(Saved entries)
START

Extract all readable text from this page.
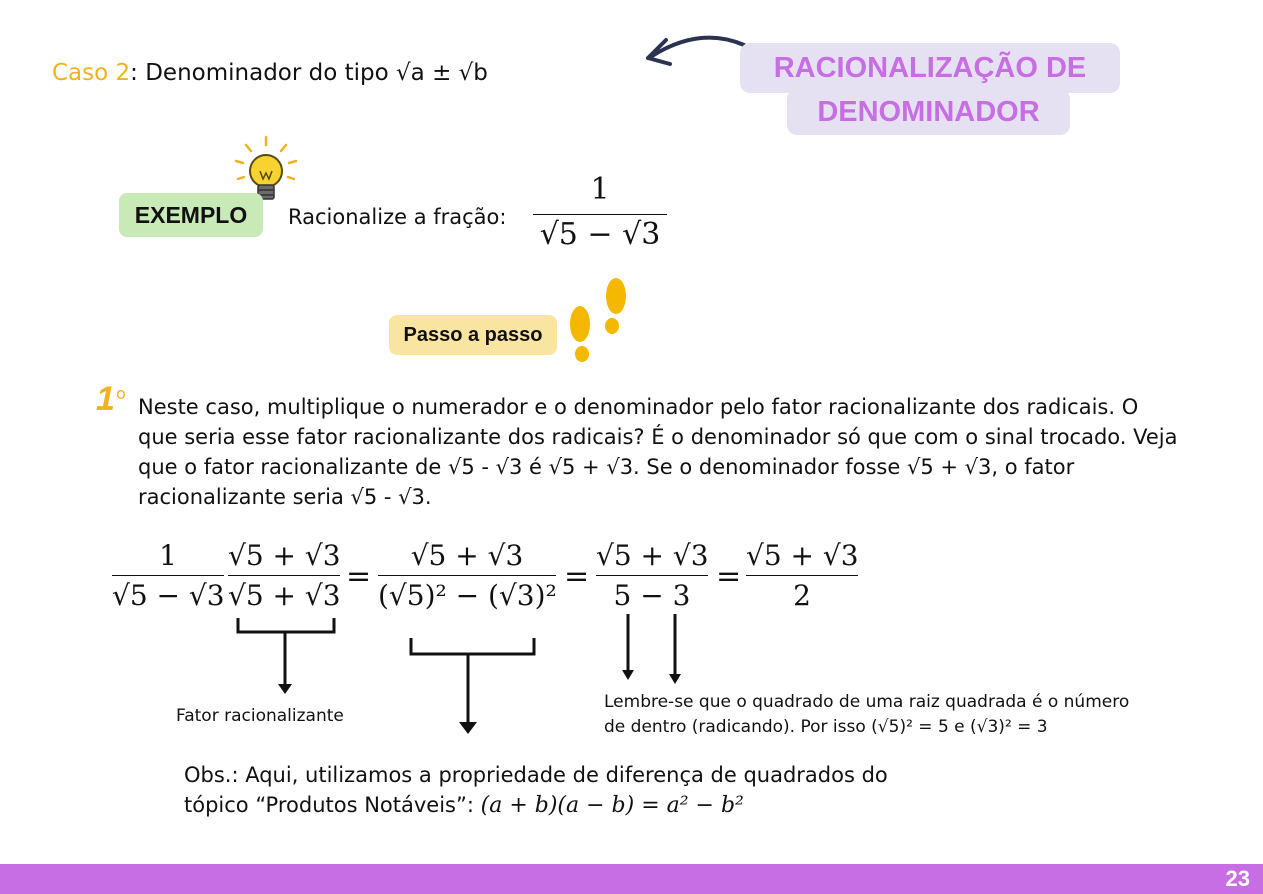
Caso 2: Denominador do tipo √a ± √b	RACIONALIZAÇÃO DE
DENOMINADOR
EXEMPLO	Racionalize a fração:
1
√5 − √3
Passo a passo
1 o
Neste caso, multiplique o numerador e o denominador pelo fator racionalizante dos radicais. O que seria esse fator racionalizante dos radicais? É o denominador só que com o sinal trocado. Veja que o fator racionalizante de √5 - √3 é √5 + √3. Se o denominador fosse √5 + √3, o fator racionalizante seria √5 - √3.
1
√5 − √3
√5 + √3
√5 + √3
=
√5 + √3
(√5)² − (√3)²
=
√5 + √3
5 − 3
=
√5 + √3
2
Fator racionalizante
Lembre-se que o quadrado de uma raiz quadrada é o número
de dentro (radicando). Por isso (√5)² = 5 e (√3)² = 3
Obs.: Aqui, utilizamos a propriedade de diferença de quadrados do
tópico “Produtos Notáveis”: (a + b)(a − b) = a² − b²
23
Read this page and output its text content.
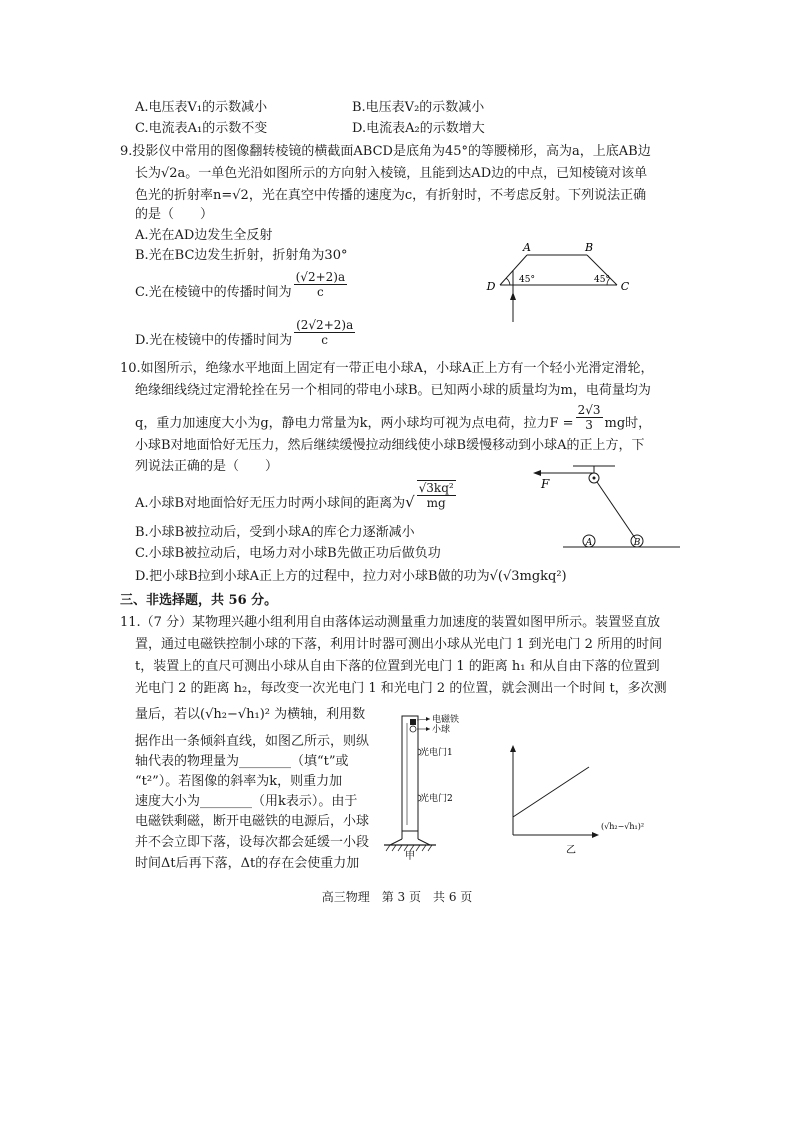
A.电压表V₁的示数减小	B.电压表V₂的示数减小
C.电流表A₁的示数不变	D.电流表A₂的示数增大
9.投影仪中常用的图像翻转棱镜的横截面ABCD是底角为45°的等腰梯形，高为a，上底AB边
长为√2a。一单色光沿如图所示的方向射入棱镜，且能到达AD边的中点，已知棱镜对该单
色光的折射率n=√2，光在真空中传播的速度为c，有折射时，不考虑反射。下列说法正确
的是（　　）
A.光在AD边发生全反射
B.光在BC边发生折射，折射角为30°
C.光在棱镜中的传播时间为 $\frac{(√2+2)a}{c}$
D.光在棱镜中的传播时间为 $\frac{(2√2+2)a}{c}$
A	B
C
D	45°	45°
10.如图所示，绝缘水平地面上固定有一带正电小球A，小球A正上方有一个轻小光滑定滑轮，
绝缘细线绕过定滑轮拴在另一个相同的带电小球B。已知两小球的质量均为m，电荷量均为
q，重力加速度大小为g，静电力常量为k，两小球均可视为点电荷，拉力$F = \frac{2√3}{3}$ mg时，
小球B对地面恰好无压力，然后继续缓慢拉动细线使小球B缓慢移动到小球A的正上方，下
列说法正确的是（　　）
A.小球B对地面恰好无压力时两小球间的距离为√ $\frac{\text{√3kq²}}{mg}$
B.小球B被拉动后，受到小球A的库仑力逐渐减小
C.小球B被拉动后，电场力对小球B先做正功后做负功
D.把小球B拉到小球A正上方的过程中，拉力对小球B做的功为√(√3mgkq²)
F
A	B
三、非选择题，共 56 分。
11.（7 分）某物理兴趣小组利用自由落体运动测量重力加速度的装置如图甲所示。装置竖直放
置，通过电磁铁控制小球的下落，利用计时器可测出小球从光电门 1 到光电门 2 所用的时间
t，装置上的直尺可测出小球从自由下落的位置到光电门 1 的距离 h₁ 和从自由下落的位置到
光电门 2 的距离 h₂，每改变一次光电门 1 和光电门 2 的位置，就会测出一个时间 t，多次测
量后，若以(√h₂−√h₁)² 为横轴，利用数
据作出一条倾斜直线，如图乙所示，则纵
轴代表的物理量为________（填“t”或
“t²”）。若图像的斜率为k，则重力加
速度大小为________（用k表示）。由于
电磁铁剩磁，断开电磁铁的电源后，小球
并不会立即下落，设每次都会延缓一小段
时间Δt后再下落，Δt的存在会使重力加
电磁铁
小球
光电门1
光电门2
甲
(√h₂−√h₁)²
乙
高三物理　第 3 页　共 6 页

END

WRITTEN EXERCISE ->
Without including any picture, retype the entries exactly.

ANSWER TO THE PROBLEM ->
Extract all readable text from this page.
Caso 2: Denominador do tipo √a ± √b	RACIONALIZAÇÃO DE
DENOMINADOR
EXEMPLO	Racionalize a fração:
1
√5 − √3
Passo a passo
1 o
Neste caso, multiplique o numerador e o denominador pelo fator racionalizante dos radicais. O que seria esse fator racionalizante dos radicais? É o denominador só que com o sinal trocado. Veja que o fator racionalizante de √5 - √3 é √5 + √3. Se o denominador fosse √5 + √3, o fator racionalizante seria √5 - √3.
1
√5 − √3
√5 + √3
√5 + √3
=
√5 + √3
(√5)² − (√3)²
=
√5 + √3
5 − 3
=
√5 + √3
2
Fator racionalizante
Lembre-se que o quadrado de uma raiz quadrada é o número
de dentro (radicando). Por isso (√5)² = 5 e (√3)² = 3
Obs.: Aqui, utilizamos a propriedade de diferença de quadrados do
tópico “Produtos Notáveis”: (a + b)(a − b) = a² − b²
23
Read this page and output its text content.
A.电压表V₁的示数减小	B.电压表V₂的示数减小
C.电流表A₁的示数不变	D.电流表A₂的示数增大
9.投影仪中常用的图像翻转棱镜的横截面ABCD是底角为45°的等腰梯形，高为a，上底AB边
长为√2a。一单色光沿如图所示的方向射入棱镜，且能到达AD边的中点，已知棱镜对该单
色光的折射率n=√2，光在真空中传播的速度为c，有折射时，不考虑反射。下列说法正确
的是（　　）
A.光在AD边发生全反射
B.光在BC边发生折射，折射角为30°
C.光在棱镜中的传播时间为 $\frac{(√2+2)a}{c}$
D.光在棱镜中的传播时间为 $\frac{(2√2+2)a}{c}$
A	B
C
D	45°	45°
10.如图所示，绝缘水平地面上固定有一带正电小球A，小球A正上方有一个轻小光滑定滑轮，
绝缘细线绕过定滑轮拴在另一个相同的带电小球B。已知两小球的质量均为m，电荷量均为
q，重力加速度大小为g，静电力常量为k，两小球均可视为点电荷，拉力$F = \frac{2√3}{3}$ mg时，
小球B对地面恰好无压力，然后继续缓慢拉动细线使小球B缓慢移动到小球A的正上方，下
列说法正确的是（　　）
A.小球B对地面恰好无压力时两小球间的距离为√ $\frac{\text{√3kq²}}{mg}$
B.小球B被拉动后，受到小球A的库仑力逐渐减小
C.小球B被拉动后，电场力对小球B先做正功后做负功
D.把小球B拉到小球A正上方的过程中，拉力对小球B做的功为√(√3mgkq²)
F
A	B
三、非选择题，共 56 分。
11.（7 分）某物理兴趣小组利用自由落体运动测量重力加速度的装置如图甲所示。装置竖直放
置，通过电磁铁控制小球的下落，利用计时器可测出小球从光电门 1 到光电门 2 所用的时间
t，装置上的直尺可测出小球从自由下落的位置到光电门 1 的距离 h₁ 和从自由下落的位置到
光电门 2 的距离 h₂，每改变一次光电门 1 和光电门 2 的位置，就会测出一个时间 t，多次测
量后，若以(√h₂−√h₁)² 为横轴，利用数
据作出一条倾斜直线，如图乙所示，则纵
轴代表的物理量为________（填“t”或
“t²”）。若图像的斜率为k，则重力加
速度大小为________（用k表示）。由于
电磁铁剩磁，断开电磁铁的电源后，小球
并不会立即下落，设每次都会延缓一小段
时间Δt后再下落，Δt的存在会使重力加
电磁铁
小球
光电门1
光电门2
甲
(√h₂−√h₁)²
乙
高三物理　第 3 页　共 6 页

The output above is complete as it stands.